> **Task requirements**: Below are some records. Count the lines with "swear" in them and give nothing but the total.
== Provided information ==
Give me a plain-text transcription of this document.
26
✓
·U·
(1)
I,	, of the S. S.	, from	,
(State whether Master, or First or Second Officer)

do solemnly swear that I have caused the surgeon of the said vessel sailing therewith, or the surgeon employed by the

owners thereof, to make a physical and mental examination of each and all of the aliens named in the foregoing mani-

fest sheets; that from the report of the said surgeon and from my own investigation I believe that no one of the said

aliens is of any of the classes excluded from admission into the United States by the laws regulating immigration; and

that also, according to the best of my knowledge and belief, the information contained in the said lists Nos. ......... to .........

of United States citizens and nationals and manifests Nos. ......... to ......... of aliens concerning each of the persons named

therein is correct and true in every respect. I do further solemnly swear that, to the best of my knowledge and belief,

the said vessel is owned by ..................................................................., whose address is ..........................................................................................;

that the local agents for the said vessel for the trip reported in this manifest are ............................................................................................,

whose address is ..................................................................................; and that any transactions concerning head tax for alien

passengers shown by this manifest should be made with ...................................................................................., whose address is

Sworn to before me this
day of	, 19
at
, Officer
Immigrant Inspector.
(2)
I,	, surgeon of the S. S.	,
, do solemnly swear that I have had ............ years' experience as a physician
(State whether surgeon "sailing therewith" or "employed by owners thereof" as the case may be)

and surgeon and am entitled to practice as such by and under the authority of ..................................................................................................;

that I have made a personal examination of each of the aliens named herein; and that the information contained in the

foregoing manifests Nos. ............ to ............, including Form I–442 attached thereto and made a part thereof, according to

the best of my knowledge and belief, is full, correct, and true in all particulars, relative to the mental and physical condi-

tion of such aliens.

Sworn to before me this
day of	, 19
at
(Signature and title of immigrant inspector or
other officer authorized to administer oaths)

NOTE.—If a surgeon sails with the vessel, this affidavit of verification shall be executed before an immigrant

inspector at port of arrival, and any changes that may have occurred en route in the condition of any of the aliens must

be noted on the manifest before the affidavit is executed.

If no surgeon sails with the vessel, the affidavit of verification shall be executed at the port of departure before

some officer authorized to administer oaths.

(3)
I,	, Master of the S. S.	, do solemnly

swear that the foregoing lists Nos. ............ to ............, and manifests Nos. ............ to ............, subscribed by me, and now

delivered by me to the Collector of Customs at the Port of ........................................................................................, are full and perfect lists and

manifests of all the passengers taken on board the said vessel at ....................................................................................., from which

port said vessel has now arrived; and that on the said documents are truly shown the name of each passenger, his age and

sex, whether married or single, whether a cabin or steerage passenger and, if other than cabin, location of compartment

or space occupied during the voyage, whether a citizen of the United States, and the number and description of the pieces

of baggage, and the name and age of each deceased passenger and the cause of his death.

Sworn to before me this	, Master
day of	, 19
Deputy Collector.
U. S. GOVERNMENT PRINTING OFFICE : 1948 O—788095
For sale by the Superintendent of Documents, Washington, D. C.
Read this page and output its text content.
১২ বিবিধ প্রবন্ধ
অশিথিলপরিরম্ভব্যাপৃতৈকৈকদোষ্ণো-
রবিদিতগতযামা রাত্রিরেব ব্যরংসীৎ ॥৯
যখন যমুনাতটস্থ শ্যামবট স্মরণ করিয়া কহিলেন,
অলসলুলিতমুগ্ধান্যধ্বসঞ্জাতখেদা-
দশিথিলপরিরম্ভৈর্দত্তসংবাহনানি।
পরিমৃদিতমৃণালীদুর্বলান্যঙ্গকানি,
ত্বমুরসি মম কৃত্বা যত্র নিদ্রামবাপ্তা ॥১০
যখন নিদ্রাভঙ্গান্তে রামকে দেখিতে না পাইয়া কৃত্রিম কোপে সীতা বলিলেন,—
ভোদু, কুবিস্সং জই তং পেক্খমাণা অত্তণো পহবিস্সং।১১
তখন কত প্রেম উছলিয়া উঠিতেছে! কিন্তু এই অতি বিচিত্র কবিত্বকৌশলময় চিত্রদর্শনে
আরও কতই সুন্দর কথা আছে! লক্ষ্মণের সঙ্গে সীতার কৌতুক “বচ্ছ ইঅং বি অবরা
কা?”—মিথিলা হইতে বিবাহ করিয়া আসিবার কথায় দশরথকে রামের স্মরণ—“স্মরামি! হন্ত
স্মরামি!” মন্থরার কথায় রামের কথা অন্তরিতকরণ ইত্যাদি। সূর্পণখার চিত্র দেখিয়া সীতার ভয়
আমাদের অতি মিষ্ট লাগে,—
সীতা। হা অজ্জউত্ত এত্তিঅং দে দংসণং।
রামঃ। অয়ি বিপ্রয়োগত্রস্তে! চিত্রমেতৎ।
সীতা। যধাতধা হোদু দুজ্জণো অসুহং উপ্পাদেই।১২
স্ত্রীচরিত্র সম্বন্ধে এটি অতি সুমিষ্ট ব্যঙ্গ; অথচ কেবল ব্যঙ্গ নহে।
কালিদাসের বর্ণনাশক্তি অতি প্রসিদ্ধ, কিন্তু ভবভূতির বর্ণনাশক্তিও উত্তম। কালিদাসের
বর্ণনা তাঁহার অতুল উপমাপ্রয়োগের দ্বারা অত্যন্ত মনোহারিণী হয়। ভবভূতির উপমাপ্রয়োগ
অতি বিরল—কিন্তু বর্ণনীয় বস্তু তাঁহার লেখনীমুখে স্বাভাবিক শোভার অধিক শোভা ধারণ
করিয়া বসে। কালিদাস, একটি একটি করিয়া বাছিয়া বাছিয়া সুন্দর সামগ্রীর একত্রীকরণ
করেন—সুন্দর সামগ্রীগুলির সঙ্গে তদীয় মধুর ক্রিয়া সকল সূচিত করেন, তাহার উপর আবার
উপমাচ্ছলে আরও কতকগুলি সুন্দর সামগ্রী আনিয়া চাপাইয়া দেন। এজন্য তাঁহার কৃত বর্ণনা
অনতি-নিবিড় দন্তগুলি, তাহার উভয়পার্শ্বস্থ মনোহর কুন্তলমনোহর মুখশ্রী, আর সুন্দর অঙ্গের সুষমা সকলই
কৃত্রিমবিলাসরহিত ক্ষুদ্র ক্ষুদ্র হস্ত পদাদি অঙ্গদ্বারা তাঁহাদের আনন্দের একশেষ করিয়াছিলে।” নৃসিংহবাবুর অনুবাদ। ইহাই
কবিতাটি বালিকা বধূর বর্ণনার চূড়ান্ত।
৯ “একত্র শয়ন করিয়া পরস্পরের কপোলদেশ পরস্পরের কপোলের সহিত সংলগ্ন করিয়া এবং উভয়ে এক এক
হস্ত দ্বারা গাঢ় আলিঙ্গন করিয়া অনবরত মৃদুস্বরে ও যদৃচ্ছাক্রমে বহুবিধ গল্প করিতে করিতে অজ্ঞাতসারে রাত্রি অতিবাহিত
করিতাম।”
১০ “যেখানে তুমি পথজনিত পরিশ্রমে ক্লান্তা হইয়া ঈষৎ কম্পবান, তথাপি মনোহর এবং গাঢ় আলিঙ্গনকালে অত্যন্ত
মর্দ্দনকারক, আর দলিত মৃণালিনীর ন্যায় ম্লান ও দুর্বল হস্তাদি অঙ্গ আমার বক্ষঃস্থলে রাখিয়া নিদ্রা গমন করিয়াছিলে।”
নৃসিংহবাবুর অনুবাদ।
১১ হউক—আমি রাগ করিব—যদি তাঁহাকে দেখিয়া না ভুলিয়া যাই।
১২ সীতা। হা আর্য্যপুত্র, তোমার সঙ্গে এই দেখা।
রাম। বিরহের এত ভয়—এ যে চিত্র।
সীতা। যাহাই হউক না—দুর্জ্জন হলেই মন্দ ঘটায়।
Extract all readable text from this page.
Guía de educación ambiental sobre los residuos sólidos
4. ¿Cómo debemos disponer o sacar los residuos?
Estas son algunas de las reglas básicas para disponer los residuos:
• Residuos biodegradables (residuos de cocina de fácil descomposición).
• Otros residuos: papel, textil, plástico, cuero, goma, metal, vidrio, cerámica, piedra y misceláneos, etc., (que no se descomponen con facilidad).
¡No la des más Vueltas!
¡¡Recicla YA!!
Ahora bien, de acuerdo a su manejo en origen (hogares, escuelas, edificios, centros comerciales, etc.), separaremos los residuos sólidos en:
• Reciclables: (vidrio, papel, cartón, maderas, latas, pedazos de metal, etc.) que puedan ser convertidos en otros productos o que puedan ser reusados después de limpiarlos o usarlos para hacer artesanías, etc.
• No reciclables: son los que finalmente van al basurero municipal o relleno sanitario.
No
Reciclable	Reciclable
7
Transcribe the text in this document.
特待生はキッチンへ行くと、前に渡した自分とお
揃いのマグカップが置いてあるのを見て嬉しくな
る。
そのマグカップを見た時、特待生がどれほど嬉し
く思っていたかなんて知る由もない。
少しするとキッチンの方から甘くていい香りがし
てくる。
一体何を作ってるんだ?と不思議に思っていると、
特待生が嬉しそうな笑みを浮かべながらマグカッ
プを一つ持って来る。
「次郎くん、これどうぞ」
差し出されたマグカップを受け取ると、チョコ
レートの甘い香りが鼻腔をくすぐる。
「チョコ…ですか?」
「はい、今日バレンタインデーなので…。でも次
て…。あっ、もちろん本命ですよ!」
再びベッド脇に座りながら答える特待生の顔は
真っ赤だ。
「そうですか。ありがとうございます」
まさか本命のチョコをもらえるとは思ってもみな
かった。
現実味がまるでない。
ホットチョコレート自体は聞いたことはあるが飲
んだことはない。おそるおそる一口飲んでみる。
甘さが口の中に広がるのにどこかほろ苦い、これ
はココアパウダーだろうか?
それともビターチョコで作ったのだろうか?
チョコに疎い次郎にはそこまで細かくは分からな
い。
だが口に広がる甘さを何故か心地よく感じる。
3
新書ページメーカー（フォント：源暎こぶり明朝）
===
> **Problem solution**: 4